What is needed: Only the lines of the data holding the string "Output" need to be returned.

Stored records
*** Block opens ***

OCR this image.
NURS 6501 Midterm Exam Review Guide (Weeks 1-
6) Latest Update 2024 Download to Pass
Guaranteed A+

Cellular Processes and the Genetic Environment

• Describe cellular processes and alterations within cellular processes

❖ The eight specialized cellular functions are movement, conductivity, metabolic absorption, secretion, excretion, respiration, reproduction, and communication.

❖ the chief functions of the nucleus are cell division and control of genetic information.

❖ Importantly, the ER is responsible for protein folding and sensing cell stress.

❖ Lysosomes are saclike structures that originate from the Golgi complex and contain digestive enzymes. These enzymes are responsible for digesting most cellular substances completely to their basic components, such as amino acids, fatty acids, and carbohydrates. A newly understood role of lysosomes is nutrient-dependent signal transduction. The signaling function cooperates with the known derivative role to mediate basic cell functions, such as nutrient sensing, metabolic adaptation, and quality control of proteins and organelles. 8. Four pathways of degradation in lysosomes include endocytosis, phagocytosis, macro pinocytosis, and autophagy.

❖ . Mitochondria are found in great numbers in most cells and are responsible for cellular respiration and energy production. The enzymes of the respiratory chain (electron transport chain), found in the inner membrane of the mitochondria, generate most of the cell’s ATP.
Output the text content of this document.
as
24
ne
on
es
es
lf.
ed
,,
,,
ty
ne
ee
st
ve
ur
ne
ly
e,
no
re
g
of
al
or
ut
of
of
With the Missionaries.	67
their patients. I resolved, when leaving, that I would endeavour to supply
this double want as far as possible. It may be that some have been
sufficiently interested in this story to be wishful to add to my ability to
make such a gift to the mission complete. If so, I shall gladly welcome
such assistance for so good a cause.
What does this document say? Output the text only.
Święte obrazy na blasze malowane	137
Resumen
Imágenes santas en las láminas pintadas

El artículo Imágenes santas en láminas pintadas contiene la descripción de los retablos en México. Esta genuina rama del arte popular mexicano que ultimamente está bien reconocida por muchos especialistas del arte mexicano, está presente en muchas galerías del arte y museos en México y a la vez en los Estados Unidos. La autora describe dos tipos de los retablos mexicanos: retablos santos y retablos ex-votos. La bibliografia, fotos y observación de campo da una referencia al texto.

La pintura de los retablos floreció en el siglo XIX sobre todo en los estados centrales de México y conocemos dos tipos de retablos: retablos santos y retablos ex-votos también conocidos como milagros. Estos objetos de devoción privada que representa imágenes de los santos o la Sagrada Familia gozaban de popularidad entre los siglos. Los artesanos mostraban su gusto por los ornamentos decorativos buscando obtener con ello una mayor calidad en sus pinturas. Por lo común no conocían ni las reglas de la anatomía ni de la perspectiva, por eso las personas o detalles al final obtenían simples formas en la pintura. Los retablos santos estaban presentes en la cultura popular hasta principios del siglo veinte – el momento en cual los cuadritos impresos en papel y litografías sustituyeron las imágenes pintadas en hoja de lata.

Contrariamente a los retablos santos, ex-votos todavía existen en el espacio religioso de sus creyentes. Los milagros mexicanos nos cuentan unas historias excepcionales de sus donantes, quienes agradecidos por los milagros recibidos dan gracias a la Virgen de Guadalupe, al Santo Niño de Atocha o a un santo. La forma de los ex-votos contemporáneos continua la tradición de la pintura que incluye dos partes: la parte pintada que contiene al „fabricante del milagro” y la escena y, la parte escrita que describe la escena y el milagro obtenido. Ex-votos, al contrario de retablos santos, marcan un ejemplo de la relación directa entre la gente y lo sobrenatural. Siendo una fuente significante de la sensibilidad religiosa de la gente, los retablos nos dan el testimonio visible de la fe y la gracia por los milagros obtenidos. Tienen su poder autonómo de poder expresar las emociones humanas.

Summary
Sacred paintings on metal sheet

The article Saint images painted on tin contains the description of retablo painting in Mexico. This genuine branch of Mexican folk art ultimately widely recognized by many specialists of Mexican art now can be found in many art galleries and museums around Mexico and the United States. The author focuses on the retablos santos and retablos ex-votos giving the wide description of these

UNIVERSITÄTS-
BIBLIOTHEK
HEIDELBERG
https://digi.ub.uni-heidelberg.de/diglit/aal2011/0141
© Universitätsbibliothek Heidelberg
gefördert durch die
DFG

*** Block closes ***

Response:
Output the text content of this document.
What does this document say? Output the text only.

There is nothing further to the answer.